■ TASK DESCRIPTION: Pull each line containing "Grade" out of the data and copy it.

-*-

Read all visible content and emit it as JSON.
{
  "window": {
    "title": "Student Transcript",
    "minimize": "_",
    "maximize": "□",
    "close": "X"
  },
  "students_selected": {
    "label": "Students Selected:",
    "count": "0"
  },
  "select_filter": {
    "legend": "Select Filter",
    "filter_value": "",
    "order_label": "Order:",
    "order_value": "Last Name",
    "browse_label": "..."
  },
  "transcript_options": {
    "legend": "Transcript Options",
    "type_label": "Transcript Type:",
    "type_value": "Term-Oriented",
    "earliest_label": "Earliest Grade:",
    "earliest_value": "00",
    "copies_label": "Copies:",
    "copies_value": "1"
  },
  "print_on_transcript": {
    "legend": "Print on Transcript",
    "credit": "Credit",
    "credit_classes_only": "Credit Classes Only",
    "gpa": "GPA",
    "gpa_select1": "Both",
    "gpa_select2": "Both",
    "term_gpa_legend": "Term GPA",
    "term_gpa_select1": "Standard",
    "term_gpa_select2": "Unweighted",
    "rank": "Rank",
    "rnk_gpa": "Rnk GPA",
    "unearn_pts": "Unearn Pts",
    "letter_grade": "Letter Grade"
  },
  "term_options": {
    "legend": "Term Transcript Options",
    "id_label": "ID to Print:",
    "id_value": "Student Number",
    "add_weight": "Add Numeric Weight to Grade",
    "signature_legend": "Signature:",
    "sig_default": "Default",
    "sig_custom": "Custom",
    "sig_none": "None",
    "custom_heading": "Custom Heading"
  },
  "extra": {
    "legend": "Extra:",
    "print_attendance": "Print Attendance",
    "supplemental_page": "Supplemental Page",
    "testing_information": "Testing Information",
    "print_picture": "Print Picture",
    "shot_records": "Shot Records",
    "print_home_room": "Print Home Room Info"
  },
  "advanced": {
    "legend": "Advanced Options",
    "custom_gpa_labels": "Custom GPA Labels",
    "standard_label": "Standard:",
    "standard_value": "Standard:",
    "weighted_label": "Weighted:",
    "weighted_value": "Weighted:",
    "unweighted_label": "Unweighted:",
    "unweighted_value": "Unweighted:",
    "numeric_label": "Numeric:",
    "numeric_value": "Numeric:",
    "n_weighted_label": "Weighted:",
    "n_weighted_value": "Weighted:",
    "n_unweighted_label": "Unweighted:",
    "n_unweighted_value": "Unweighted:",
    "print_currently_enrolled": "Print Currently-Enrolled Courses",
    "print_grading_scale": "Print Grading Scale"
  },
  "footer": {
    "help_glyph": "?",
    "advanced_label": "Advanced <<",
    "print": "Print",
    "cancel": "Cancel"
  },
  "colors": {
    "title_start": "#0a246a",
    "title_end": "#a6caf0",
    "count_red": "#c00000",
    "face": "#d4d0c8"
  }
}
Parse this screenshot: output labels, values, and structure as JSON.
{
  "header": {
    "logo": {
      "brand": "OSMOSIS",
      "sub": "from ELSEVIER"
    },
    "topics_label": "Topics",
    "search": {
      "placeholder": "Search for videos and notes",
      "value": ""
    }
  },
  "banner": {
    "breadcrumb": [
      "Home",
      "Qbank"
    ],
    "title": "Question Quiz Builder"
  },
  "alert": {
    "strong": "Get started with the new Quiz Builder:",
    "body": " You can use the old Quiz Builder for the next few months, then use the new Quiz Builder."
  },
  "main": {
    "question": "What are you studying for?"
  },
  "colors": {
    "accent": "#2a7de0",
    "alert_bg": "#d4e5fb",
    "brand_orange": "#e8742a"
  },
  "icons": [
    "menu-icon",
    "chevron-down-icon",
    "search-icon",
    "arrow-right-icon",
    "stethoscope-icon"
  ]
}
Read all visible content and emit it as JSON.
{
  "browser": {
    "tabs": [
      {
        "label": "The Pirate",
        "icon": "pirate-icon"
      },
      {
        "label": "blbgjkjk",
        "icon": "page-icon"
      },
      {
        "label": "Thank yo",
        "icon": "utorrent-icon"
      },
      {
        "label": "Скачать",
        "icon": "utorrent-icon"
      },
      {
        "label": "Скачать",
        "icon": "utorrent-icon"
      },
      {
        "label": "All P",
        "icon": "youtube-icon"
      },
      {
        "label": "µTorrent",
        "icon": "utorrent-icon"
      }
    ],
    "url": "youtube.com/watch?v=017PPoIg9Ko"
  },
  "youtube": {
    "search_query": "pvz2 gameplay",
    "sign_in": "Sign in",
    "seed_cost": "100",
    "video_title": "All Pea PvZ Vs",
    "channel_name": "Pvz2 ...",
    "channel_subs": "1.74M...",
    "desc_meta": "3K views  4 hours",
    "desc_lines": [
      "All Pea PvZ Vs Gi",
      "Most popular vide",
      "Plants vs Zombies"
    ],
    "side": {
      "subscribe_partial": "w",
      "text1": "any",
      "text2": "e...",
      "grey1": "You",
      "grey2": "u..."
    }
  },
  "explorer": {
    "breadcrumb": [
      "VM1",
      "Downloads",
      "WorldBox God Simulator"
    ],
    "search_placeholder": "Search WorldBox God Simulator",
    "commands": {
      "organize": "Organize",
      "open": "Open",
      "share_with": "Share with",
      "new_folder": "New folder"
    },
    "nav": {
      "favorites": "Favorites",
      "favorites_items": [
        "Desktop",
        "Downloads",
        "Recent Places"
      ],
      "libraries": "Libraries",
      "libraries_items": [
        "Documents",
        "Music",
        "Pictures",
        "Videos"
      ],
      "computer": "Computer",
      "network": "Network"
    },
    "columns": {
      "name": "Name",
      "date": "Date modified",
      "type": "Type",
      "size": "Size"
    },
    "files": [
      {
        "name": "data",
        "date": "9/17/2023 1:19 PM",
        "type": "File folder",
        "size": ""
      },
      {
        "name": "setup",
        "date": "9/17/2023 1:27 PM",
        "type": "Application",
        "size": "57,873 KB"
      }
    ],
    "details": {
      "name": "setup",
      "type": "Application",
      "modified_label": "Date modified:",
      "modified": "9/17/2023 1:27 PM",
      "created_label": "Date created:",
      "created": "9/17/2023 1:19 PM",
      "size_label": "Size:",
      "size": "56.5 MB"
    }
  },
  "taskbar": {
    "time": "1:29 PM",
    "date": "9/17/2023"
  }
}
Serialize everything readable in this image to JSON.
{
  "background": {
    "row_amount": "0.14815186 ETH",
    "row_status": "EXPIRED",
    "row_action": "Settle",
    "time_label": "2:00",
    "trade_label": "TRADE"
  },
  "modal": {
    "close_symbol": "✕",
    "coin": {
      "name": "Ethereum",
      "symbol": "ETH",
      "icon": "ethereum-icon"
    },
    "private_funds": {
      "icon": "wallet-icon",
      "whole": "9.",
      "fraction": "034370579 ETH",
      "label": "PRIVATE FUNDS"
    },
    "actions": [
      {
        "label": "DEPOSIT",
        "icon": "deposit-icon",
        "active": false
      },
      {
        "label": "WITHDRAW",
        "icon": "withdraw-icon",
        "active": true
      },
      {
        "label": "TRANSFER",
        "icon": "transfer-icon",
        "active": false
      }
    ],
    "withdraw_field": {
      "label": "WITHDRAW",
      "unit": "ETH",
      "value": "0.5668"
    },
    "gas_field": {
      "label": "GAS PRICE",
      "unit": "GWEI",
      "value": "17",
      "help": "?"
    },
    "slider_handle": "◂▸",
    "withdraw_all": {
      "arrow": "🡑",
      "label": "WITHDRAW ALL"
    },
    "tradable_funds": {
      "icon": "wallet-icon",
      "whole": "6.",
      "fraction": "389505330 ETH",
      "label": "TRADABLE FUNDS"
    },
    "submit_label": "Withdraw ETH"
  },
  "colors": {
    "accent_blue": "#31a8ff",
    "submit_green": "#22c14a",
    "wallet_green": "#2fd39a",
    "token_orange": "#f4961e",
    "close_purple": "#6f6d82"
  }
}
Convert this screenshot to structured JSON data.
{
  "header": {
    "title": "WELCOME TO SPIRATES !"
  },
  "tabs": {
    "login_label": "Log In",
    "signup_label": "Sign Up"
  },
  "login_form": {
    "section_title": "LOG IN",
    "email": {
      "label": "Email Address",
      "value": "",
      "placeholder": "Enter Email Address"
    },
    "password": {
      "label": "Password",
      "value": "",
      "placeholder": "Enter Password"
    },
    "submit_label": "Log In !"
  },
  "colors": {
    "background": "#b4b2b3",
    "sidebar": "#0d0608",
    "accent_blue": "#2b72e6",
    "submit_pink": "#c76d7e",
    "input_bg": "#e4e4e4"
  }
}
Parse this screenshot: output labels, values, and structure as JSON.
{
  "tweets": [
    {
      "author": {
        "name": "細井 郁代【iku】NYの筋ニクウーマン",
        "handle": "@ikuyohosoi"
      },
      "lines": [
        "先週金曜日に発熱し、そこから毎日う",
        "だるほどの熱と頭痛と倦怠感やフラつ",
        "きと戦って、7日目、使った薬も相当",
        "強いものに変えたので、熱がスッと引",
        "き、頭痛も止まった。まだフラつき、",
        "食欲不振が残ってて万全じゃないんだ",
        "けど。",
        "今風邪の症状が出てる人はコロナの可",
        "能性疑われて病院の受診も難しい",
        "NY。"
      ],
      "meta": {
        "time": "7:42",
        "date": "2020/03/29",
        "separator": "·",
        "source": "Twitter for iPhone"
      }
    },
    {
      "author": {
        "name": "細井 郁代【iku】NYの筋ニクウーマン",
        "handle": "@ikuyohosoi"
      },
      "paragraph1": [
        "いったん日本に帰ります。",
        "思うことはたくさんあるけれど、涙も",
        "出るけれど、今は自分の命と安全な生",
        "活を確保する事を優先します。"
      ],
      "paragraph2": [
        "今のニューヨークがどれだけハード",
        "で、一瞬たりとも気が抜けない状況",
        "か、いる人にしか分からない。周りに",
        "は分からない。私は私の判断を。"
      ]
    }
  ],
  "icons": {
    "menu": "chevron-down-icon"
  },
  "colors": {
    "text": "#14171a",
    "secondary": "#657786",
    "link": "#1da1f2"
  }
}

-*-

■ WRITTEN SOLUTION:
    "earliest_label": "Earliest Grade:",
    "letter_grade": "Letter Grade"
    "add_weight": "Add Numeric Weight to Grade",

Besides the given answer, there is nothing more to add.